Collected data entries
START

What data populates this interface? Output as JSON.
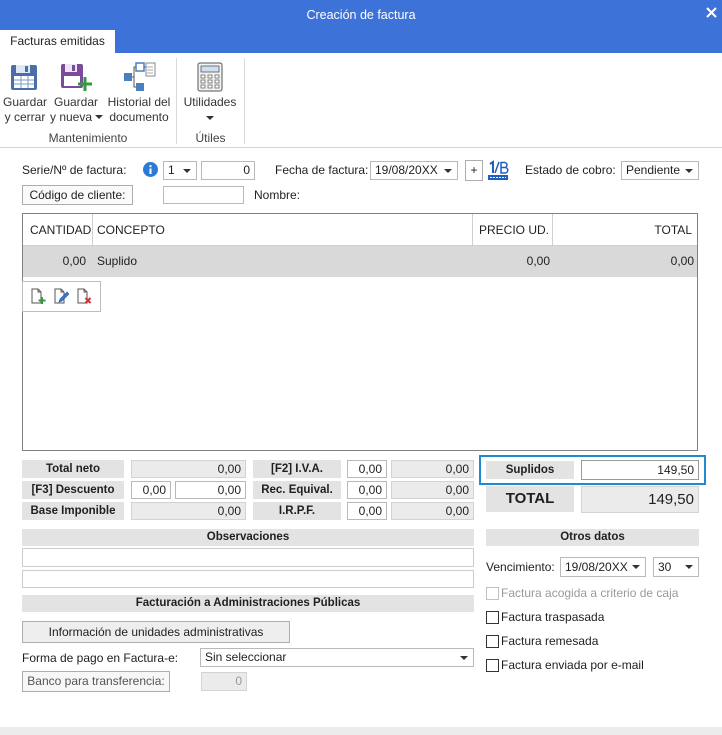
{
  "window": {
    "title": "Creación de factura"
  },
  "colors": {
    "accent": "#3d72d9",
    "highlight_border": "#1f8ad2",
    "selected_row": "#d9d9d9"
  },
  "tabs": [
    {
      "label": "Facturas emitidas",
      "active": true
    }
  ],
  "ribbon": {
    "groups": [
      {
        "label": "Mantenimiento",
        "buttons": [
          {
            "line1": "Guardar",
            "line2": "y cerrar",
            "icon": "save-close-icon"
          },
          {
            "line1": "Guardar",
            "line2": "y nueva",
            "icon": "save-new-icon",
            "has_dropdown": true
          },
          {
            "line1": "Historial del",
            "line2": "documento",
            "icon": "document-history-icon"
          }
        ]
      },
      {
        "label": "Útiles",
        "buttons": [
          {
            "line1": "Utilidades",
            "icon": "utilities-icon",
            "has_dropdown": true
          }
        ]
      }
    ]
  },
  "header": {
    "serie_label": "Serie/Nº de factura:",
    "serie_value": "1",
    "numero_value": "0",
    "fecha_label": "Fecha de factura:",
    "fecha_value": "19/08/20XX",
    "add_date_label": "+",
    "estado_label": "Estado de cobro:",
    "estado_value": "Pendiente",
    "cliente_button": "Código de cliente:",
    "cliente_value": "",
    "nombre_label": "Nombre:"
  },
  "table": {
    "columns": [
      "CANTIDAD",
      "CONCEPTO",
      "PRECIO UD.",
      "TOTAL"
    ],
    "rows": [
      {
        "cantidad": "0,00",
        "concepto": "Suplido",
        "precio": "0,00",
        "total": "0,00",
        "selected": true
      }
    ],
    "toolbar_icons": [
      "add-line-icon",
      "edit-line-icon",
      "delete-line-icon"
    ]
  },
  "totals": {
    "total_neto_label": "Total neto",
    "total_neto_value": "0,00",
    "descuento_label": "[F3] Descuento",
    "descuento_pct": "0,00",
    "descuento_value": "0,00",
    "base_label": "Base Imponible",
    "base_value": "0,00",
    "iva_label": "[F2] I.V.A.",
    "iva_pct": "0,00",
    "iva_value": "0,00",
    "rec_label": "Rec. Equival.",
    "rec_pct": "0,00",
    "rec_value": "0,00",
    "irpf_label": "I.R.P.F.",
    "irpf_pct": "0,00",
    "irpf_value": "0,00",
    "suplidos_label": "Suplidos",
    "suplidos_value": "149,50",
    "total_label": "TOTAL",
    "total_value": "149,50"
  },
  "observaciones": {
    "header": "Observaciones",
    "lines": [
      "",
      ""
    ]
  },
  "aapp": {
    "header": "Facturación a Administraciones Públicas",
    "units_button": "Información de unidades administrativas",
    "forma_pago_label": "Forma de pago en Factura-e:",
    "forma_pago_value": "Sin seleccionar",
    "banco_button": "Banco para transferencia:",
    "banco_value": "0"
  },
  "otros_datos": {
    "header": "Otros datos",
    "vencimiento_label": "Vencimiento:",
    "vencimiento_value": "19/08/20XX",
    "dias_value": "30",
    "checkboxes": [
      {
        "label": "Factura acogida a criterio de caja",
        "checked": false,
        "disabled": true
      },
      {
        "label": "Factura traspasada",
        "checked": false,
        "disabled": false
      },
      {
        "label": "Factura remesada",
        "checked": false,
        "disabled": false
      },
      {
        "label": "Factura enviada por e-mail",
        "checked": false,
        "disabled": false
      }
    ]
  }
}
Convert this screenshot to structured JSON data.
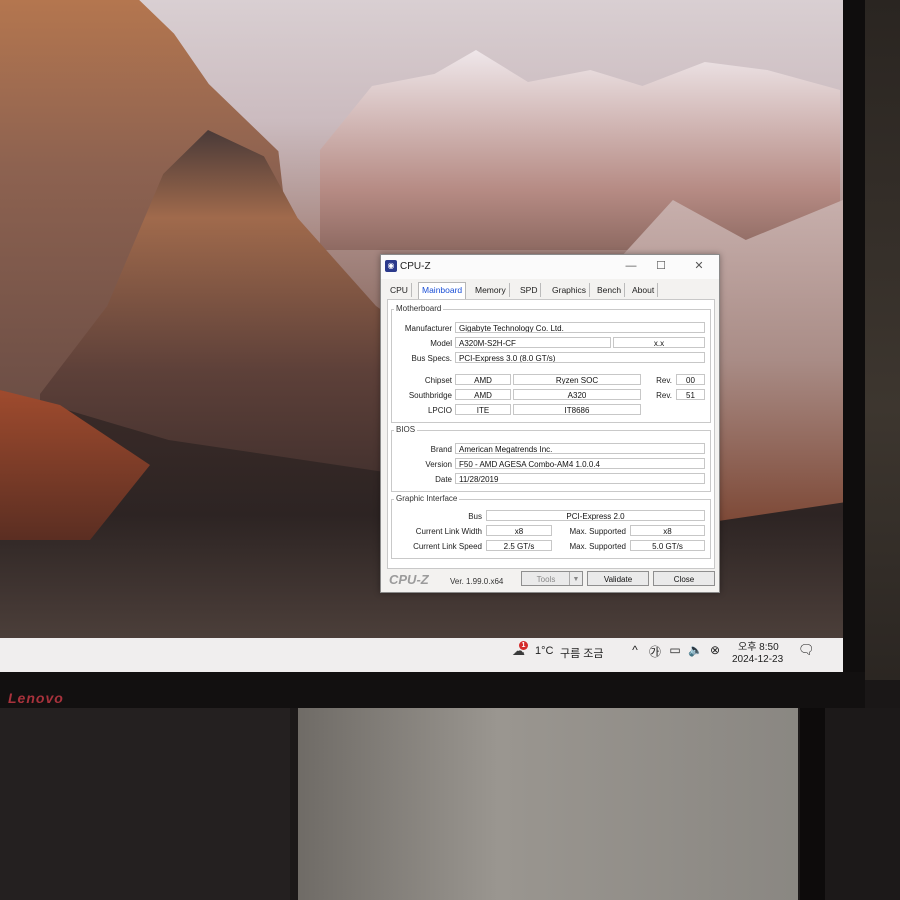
{
  "window": {
    "title": "CPU-Z",
    "app_icon": "cpuz-icon",
    "controls": {
      "minimize": "—",
      "maximize": "☐",
      "close": "✕"
    }
  },
  "tabs": [
    {
      "label": "CPU",
      "active": false
    },
    {
      "label": "Mainboard",
      "active": true
    },
    {
      "label": "Memory",
      "active": false
    },
    {
      "label": "SPD",
      "active": false
    },
    {
      "label": "Graphics",
      "active": false
    },
    {
      "label": "Bench",
      "active": false
    },
    {
      "label": "About",
      "active": false
    }
  ],
  "motherboard": {
    "title": "Motherboard",
    "manufacturer_label": "Manufacturer",
    "manufacturer": "Gigabyte Technology Co. Ltd.",
    "model_label": "Model",
    "model": "A320M-S2H-CF",
    "model_rev": "x.x",
    "bus_label": "Bus Specs.",
    "bus": "PCI-Express 3.0 (8.0 GT/s)",
    "chipset_label": "Chipset",
    "chipset_vendor": "AMD",
    "chipset_name": "Ryzen SOC",
    "rev_label": "Rev.",
    "chipset_rev": "00",
    "southbridge_label": "Southbridge",
    "southbridge_vendor": "AMD",
    "southbridge_name": "A320",
    "southbridge_rev": "51",
    "lpcio_label": "LPCIO",
    "lpcio_vendor": "ITE",
    "lpcio_name": "IT8686"
  },
  "bios": {
    "title": "BIOS",
    "brand_label": "Brand",
    "brand": "American Megatrends Inc.",
    "version_label": "Version",
    "version": "F50 - AMD AGESA Combo-AM4 1.0.0.4",
    "date_label": "Date",
    "date": "11/28/2019"
  },
  "graphic_interface": {
    "title": "Graphic Interface",
    "bus_label": "Bus",
    "bus": "PCI-Express 2.0",
    "link_width_label": "Current Link Width",
    "link_width": "x8",
    "max_supported_label": "Max. Supported",
    "max_link_width": "x8",
    "link_speed_label": "Current Link Speed",
    "link_speed": "2.5 GT/s",
    "max_link_speed": "5.0 GT/s"
  },
  "footer": {
    "logo": "CPU-Z",
    "version": "Ver. 1.99.0.x64",
    "tools": "Tools",
    "validate": "Validate",
    "close": "Close"
  },
  "taskbar": {
    "badge": "1",
    "temperature": "1°C",
    "weather": "구름 조금",
    "tray_icons": [
      "chevron-up-icon",
      "ime-icon",
      "network-icon",
      "volume-icon",
      "cancel-icon"
    ],
    "tray_glyphs": [
      "^",
      "㉮",
      "▭",
      "🔈",
      "⊗"
    ],
    "time": "오후 8:50",
    "date": "2024-12-23"
  },
  "monitor": {
    "brand": "Lenovo"
  },
  "colors": {
    "accent": "#1a4fd6",
    "titlebar": "#fbfbfb",
    "taskbar": "#f0eeee"
  }
}
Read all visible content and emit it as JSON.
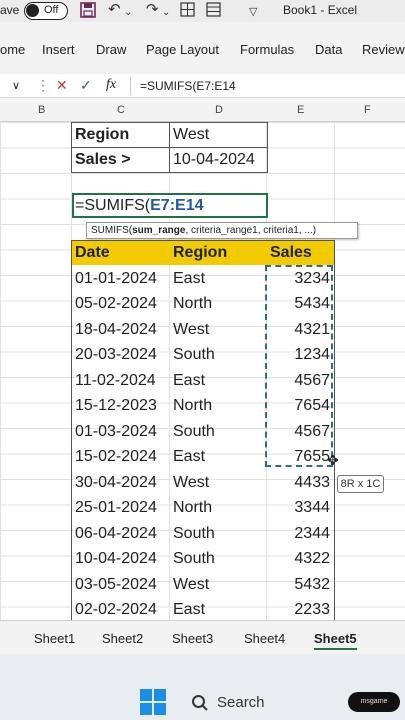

END

**WHAT YOU HAVE TO DO:**
Repeat each entry exactly as given; no pictures belong in the copy.

**THE RESULT:**
What data populates this interface? Output as JSON.
{
  "window": {
    "title": "Creación de factura"
  },
  "colors": {
    "accent": "#3d72d9",
    "highlight_border": "#1f8ad2",
    "selected_row": "#d9d9d9"
  },
  "tabs": [
    {
      "label": "Facturas emitidas",
      "active": true
    }
  ],
  "ribbon": {
    "groups": [
      {
        "label": "Mantenimiento",
        "buttons": [
          {
            "line1": "Guardar",
            "line2": "y cerrar",
            "icon": "save-close-icon"
          },
          {
            "line1": "Guardar",
            "line2": "y nueva",
            "icon": "save-new-icon",
            "has_dropdown": true
          },
          {
            "line1": "Historial del",
            "line2": "documento",
            "icon": "document-history-icon"
          }
        ]
      },
      {
        "label": "Útiles",
        "buttons": [
          {
            "line1": "Utilidades",
            "icon": "utilities-icon",
            "has_dropdown": true
          }
        ]
      }
    ]
  },
  "header": {
    "serie_label": "Serie/Nº de factura:",
    "serie_value": "1",
    "numero_value": "0",
    "fecha_label": "Fecha de factura:",
    "fecha_value": "19/08/20XX",
    "add_date_label": "+",
    "estado_label": "Estado de cobro:",
    "estado_value": "Pendiente",
    "cliente_button": "Código de cliente:",
    "cliente_value": "",
    "nombre_label": "Nombre:"
  },
  "table": {
    "columns": [
      "CANTIDAD",
      "CONCEPTO",
      "PRECIO UD.",
      "TOTAL"
    ],
    "rows": [
      {
        "cantidad": "0,00",
        "concepto": "Suplido",
        "precio": "0,00",
        "total": "0,00",
        "selected": true
      }
    ],
    "toolbar_icons": [
      "add-line-icon",
      "edit-line-icon",
      "delete-line-icon"
    ]
  },
  "totals": {
    "total_neto_label": "Total neto",
    "total_neto_value": "0,00",
    "descuento_label": "[F3] Descuento",
    "descuento_pct": "0,00",
    "descuento_value": "0,00",
    "base_label": "Base Imponible",
    "base_value": "0,00",
    "iva_label": "[F2] I.V.A.",
    "iva_pct": "0,00",
    "iva_value": "0,00",
    "rec_label": "Rec. Equival.",
    "rec_pct": "0,00",
    "rec_value": "0,00",
    "irpf_label": "I.R.P.F.",
    "irpf_pct": "0,00",
    "irpf_value": "0,00",
    "suplidos_label": "Suplidos",
    "suplidos_value": "149,50",
    "total_label": "TOTAL",
    "total_value": "149,50"
  },
  "observaciones": {
    "header": "Observaciones",
    "lines": [
      "",
      ""
    ]
  },
  "aapp": {
    "header": "Facturación a Administraciones Públicas",
    "units_button": "Información de unidades administrativas",
    "forma_pago_label": "Forma de pago en Factura-e:",
    "forma_pago_value": "Sin seleccionar",
    "banco_button": "Banco para transferencia:",
    "banco_value": "0"
  },
  "otros_datos": {
    "header": "Otros datos",
    "vencimiento_label": "Vencimiento:",
    "vencimiento_value": "19/08/20XX",
    "dias_value": "30",
    "checkboxes": [
      {
        "label": "Factura acogida a criterio de caja",
        "checked": false,
        "disabled": true
      },
      {
        "label": "Factura traspasada",
        "checked": false,
        "disabled": false
      },
      {
        "label": "Factura remesada",
        "checked": false,
        "disabled": false
      },
      {
        "label": "Factura enviada por e-mail",
        "checked": false,
        "disabled": false
      }
    ]
  }
}
Convert this screenshot to structured JSON data.
{
  "window": {
    "title": "CPU-Z",
    "app_icon": "cpuz-icon",
    "controls": {
      "minimize": "—",
      "maximize": "☐",
      "close": "✕"
    }
  },
  "tabs": [
    {
      "label": "CPU",
      "active": false
    },
    {
      "label": "Mainboard",
      "active": true
    },
    {
      "label": "Memory",
      "active": false
    },
    {
      "label": "SPD",
      "active": false
    },
    {
      "label": "Graphics",
      "active": false
    },
    {
      "label": "Bench",
      "active": false
    },
    {
      "label": "About",
      "active": false
    }
  ],
  "motherboard": {
    "title": "Motherboard",
    "manufacturer_label": "Manufacturer",
    "manufacturer": "Gigabyte Technology Co. Ltd.",
    "model_label": "Model",
    "model": "A320M-S2H-CF",
    "model_rev": "x.x",
    "bus_label": "Bus Specs.",
    "bus": "PCI-Express 3.0 (8.0 GT/s)",
    "chipset_label": "Chipset",
    "chipset_vendor": "AMD",
    "chipset_name": "Ryzen SOC",
    "rev_label": "Rev.",
    "chipset_rev": "00",
    "southbridge_label": "Southbridge",
    "southbridge_vendor": "AMD",
    "southbridge_name": "A320",
    "southbridge_rev": "51",
    "lpcio_label": "LPCIO",
    "lpcio_vendor": "ITE",
    "lpcio_name": "IT8686"
  },
  "bios": {
    "title": "BIOS",
    "brand_label": "Brand",
    "brand": "American Megatrends Inc.",
    "version_label": "Version",
    "version": "F50 - AMD AGESA Combo-AM4 1.0.0.4",
    "date_label": "Date",
    "date": "11/28/2019"
  },
  "graphic_interface": {
    "title": "Graphic Interface",
    "bus_label": "Bus",
    "bus": "PCI-Express 2.0",
    "link_width_label": "Current Link Width",
    "link_width": "x8",
    "max_supported_label": "Max. Supported",
    "max_link_width": "x8",
    "link_speed_label": "Current Link Speed",
    "link_speed": "2.5 GT/s",
    "max_link_speed": "5.0 GT/s"
  },
  "footer": {
    "logo": "CPU-Z",
    "version": "Ver. 1.99.0.x64",
    "tools": "Tools",
    "validate": "Validate",
    "close": "Close"
  },
  "taskbar": {
    "badge": "1",
    "temperature": "1°C",
    "weather": "구름 조금",
    "tray_icons": [
      "chevron-up-icon",
      "ime-icon",
      "network-icon",
      "volume-icon",
      "cancel-icon"
    ],
    "tray_glyphs": [
      "^",
      "㉮",
      "▭",
      "🔈",
      "⊗"
    ],
    "time": "오후 8:50",
    "date": "2024-12-23"
  },
  "monitor": {
    "brand": "Lenovo"
  },
  "colors": {
    "accent": "#1a4fd6",
    "titlebar": "#fbfbfb",
    "taskbar": "#f0eeee"
  }
}
Read all visible content and emit it as JSON.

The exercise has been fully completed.